**SELECTED EXTRACT:**
--- START ---
Where builders get stuckCodingAutomation

How to recover when AI starts rewriting working code

A practical recovery guide for the moment when AI stops helping and starts undoing known-good behavior across the codebase.

The failure mode

You had working code. Then a few prompts later, the AI "helped" and now:

  • a working feature is broken
  • a previous bug is back
  • the diff is wider than the task
  • nobody is sure where the last good state lived
  • This is one of the most demoralizing moments in AI-assisted development because it feels like progress turned into sabotage.

    How this problem usually shows up

  • the model rewrites files outside the requested scope
  • it removes conditions or guards that were there for a reason
  • it tries to "simplify" code by deleting important behavior
  • multiple retries make the repo less coherent, not more
  • If you keep going in the same thread, it often gets worse.

    Why it happens

    This is usually a mix of:

  • context drift
  • poor checkpoints
  • prompts that were too broad
  • not enough human review of diffs
  • The issue is rarely just "the model is dumb." The issue is that the workflow no longer has a reliable source of truth.

    This is especially visible in Cursor, Windsurf, and Cline, where the tools are powerful enough to create big diffs quickly.

    What builders get wrong

    They try to fix the broken state from inside the broken state

    That often creates a second-order mess.

    They do not isolate the last known good version

    If you cannot identify the last stable point, recovery becomes guesswork.

    They ask for more broad cleanup

    Once things are drifting, "clean this up" is gasoline.
--- END ---
**RECORDED INFORMATION:**
--- START ---
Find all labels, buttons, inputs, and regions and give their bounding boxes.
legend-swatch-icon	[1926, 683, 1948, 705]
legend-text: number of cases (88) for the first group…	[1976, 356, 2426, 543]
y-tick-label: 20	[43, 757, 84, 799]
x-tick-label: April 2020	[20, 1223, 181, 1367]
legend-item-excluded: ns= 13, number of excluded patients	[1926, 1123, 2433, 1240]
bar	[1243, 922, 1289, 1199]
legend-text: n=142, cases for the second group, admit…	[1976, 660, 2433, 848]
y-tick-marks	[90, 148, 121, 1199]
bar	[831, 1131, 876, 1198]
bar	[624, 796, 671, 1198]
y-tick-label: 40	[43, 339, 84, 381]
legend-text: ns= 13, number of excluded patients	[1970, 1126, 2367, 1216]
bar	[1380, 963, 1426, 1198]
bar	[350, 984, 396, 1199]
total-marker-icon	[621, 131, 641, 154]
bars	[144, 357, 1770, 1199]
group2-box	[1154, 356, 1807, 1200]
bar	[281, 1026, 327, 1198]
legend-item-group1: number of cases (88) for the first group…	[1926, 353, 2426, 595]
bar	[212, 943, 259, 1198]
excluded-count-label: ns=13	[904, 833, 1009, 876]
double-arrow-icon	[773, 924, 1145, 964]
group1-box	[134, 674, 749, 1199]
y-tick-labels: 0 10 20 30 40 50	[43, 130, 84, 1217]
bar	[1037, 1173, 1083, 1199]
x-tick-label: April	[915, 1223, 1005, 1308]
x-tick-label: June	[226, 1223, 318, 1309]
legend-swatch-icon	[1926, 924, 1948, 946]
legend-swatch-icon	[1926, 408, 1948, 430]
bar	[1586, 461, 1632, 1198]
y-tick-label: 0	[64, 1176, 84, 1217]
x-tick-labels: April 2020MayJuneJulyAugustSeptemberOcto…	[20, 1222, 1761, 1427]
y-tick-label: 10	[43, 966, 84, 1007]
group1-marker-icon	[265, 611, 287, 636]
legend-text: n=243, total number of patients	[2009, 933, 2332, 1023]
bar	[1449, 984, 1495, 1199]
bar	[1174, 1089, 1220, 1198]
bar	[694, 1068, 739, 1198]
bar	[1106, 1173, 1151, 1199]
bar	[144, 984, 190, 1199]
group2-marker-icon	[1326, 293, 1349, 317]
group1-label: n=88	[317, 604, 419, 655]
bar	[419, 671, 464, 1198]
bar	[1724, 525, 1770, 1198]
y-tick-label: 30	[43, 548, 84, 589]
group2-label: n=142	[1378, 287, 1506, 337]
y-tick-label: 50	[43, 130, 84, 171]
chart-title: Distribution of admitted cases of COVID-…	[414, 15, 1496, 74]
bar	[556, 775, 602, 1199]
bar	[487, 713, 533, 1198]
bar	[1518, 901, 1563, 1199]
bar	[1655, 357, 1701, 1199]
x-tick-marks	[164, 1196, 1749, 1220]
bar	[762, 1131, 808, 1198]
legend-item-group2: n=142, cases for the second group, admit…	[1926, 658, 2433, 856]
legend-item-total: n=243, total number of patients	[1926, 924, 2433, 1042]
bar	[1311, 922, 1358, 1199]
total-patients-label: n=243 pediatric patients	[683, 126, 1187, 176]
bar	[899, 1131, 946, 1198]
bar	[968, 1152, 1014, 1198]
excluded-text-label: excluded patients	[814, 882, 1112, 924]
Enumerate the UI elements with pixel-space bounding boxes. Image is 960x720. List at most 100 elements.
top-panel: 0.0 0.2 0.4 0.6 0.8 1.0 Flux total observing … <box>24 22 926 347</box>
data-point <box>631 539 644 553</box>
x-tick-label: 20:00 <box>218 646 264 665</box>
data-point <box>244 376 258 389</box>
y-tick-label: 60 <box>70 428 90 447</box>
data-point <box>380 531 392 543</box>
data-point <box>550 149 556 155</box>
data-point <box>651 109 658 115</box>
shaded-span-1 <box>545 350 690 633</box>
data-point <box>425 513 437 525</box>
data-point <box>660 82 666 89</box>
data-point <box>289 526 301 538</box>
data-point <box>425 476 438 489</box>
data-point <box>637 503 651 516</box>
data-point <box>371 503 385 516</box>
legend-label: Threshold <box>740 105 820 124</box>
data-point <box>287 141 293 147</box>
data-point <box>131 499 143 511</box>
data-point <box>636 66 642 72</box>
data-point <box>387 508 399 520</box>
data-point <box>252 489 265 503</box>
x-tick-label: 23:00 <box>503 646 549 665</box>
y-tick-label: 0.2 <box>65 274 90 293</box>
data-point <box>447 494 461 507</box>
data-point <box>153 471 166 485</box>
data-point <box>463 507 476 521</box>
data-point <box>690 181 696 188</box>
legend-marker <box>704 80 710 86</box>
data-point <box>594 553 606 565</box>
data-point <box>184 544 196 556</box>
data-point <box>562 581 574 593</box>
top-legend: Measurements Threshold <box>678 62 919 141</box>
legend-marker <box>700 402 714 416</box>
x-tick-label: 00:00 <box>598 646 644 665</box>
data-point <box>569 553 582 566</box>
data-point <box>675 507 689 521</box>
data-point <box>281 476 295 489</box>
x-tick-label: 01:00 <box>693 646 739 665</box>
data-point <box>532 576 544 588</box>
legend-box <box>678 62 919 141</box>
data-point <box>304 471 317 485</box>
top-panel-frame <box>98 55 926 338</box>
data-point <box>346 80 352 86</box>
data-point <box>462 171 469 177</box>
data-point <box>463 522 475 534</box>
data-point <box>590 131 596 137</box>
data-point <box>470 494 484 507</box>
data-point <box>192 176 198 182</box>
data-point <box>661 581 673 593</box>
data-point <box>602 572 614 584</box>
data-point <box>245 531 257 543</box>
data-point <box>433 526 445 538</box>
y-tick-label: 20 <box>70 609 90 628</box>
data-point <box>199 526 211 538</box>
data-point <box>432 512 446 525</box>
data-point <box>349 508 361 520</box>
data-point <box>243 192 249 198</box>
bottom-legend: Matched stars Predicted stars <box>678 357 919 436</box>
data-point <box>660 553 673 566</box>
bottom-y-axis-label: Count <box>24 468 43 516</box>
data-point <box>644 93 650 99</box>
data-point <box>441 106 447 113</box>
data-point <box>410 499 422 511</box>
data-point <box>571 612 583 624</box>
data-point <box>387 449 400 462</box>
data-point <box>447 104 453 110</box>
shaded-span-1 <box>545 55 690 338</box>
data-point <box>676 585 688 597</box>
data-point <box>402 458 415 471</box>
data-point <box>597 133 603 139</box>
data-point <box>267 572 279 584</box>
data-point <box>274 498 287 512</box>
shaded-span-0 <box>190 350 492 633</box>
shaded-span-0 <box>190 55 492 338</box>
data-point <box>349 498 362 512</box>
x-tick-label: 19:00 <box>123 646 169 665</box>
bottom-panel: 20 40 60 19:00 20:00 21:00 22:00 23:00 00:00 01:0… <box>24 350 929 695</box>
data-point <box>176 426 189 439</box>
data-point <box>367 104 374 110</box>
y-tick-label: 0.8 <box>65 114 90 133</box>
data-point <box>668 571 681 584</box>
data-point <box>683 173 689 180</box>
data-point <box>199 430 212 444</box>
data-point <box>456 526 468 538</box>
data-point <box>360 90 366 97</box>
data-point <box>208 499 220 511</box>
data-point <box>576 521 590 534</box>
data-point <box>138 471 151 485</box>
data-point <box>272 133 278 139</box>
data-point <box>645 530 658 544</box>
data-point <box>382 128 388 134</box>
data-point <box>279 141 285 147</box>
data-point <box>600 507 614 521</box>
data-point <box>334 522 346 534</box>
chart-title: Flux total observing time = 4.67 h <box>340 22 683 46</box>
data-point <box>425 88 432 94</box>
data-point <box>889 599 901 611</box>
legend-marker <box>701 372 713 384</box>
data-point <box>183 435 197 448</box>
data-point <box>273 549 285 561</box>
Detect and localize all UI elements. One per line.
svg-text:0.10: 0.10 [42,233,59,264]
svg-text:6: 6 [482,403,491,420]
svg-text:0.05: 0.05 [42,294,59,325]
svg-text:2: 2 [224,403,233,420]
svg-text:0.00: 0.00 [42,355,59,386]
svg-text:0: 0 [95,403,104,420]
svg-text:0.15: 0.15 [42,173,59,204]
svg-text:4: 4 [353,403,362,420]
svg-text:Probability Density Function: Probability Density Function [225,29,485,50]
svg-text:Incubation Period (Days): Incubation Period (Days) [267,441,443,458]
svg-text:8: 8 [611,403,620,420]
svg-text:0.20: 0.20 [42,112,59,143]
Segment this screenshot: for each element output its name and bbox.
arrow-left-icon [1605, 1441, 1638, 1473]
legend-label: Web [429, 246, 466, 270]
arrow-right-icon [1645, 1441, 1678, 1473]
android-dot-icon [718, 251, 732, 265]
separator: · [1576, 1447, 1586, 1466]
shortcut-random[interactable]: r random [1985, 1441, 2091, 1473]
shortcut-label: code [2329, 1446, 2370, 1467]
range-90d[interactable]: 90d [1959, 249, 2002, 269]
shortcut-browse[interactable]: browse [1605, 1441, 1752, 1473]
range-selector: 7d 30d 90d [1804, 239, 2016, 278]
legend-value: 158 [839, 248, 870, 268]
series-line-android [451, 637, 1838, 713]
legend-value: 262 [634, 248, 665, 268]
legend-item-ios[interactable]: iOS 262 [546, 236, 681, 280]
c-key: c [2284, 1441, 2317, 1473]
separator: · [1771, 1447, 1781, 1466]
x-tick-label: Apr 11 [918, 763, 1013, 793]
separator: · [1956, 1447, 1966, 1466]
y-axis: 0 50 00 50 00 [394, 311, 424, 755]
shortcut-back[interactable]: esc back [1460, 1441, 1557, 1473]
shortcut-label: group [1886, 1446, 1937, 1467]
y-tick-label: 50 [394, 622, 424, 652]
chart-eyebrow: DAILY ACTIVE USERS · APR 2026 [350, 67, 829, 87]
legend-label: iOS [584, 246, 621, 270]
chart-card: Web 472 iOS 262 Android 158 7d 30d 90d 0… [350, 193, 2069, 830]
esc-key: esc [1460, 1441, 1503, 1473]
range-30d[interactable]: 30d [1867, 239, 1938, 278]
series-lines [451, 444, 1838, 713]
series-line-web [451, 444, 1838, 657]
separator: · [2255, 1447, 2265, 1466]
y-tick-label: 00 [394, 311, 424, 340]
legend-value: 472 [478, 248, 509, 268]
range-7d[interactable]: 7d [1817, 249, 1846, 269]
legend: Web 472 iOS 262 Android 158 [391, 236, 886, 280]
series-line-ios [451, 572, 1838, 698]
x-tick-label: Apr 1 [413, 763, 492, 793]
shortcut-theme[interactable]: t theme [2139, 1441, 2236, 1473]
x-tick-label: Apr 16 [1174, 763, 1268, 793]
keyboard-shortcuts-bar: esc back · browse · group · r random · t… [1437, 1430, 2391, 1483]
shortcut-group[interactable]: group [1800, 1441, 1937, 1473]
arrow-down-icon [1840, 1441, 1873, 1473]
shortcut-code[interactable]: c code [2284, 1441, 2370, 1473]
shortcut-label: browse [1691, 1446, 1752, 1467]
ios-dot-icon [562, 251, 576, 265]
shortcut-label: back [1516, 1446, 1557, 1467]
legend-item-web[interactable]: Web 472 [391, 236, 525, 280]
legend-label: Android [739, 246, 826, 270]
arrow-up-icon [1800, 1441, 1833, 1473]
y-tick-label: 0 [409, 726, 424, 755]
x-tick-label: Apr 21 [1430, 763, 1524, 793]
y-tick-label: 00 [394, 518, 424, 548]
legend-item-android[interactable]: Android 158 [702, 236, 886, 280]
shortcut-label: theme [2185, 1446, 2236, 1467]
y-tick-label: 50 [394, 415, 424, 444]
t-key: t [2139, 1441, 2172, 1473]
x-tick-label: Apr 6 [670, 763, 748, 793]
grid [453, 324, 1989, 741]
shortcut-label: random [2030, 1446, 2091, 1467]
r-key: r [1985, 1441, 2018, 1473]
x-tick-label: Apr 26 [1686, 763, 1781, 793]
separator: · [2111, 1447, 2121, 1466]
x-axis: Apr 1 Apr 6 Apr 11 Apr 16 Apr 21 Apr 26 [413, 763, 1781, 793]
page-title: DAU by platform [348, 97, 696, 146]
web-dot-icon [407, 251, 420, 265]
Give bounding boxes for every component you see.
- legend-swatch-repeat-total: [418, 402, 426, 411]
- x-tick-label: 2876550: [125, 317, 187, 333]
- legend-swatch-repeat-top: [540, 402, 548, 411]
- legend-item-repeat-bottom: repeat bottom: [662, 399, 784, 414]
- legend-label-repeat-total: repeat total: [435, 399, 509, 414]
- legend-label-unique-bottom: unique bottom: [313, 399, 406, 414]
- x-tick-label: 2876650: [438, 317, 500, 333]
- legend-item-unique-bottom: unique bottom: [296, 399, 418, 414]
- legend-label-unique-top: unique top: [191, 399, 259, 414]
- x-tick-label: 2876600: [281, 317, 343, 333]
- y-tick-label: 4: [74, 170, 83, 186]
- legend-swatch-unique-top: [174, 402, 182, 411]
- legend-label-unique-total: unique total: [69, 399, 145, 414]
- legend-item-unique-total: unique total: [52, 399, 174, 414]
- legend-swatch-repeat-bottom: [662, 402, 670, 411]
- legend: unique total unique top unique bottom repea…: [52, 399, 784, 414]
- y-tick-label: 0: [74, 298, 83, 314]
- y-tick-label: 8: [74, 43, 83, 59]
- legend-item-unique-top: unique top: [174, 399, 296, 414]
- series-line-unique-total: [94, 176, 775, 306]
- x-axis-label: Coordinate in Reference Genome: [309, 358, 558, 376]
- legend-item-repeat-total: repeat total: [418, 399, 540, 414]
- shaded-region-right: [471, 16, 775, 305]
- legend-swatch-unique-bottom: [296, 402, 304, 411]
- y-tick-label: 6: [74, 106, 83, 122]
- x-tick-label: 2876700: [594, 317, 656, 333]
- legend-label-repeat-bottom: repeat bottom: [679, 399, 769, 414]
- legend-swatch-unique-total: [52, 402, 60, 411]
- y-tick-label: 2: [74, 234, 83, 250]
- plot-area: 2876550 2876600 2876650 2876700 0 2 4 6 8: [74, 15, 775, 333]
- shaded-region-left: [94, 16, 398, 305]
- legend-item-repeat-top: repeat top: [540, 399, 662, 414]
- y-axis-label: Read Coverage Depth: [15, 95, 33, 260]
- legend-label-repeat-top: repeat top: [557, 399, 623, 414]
--- END ---
**ACTION ITEM:** Copy the recovery guide, starting at the words "How to recover" and stopping after "across the codebase.", with "codebase" swapped for "repository".

**ANSWER FOR THIS EXERCISE:**
How to recover when AI starts rewriting working code

A practical recovery guide for the moment when AI stops helping and starts undoing known-good behavior across the repository.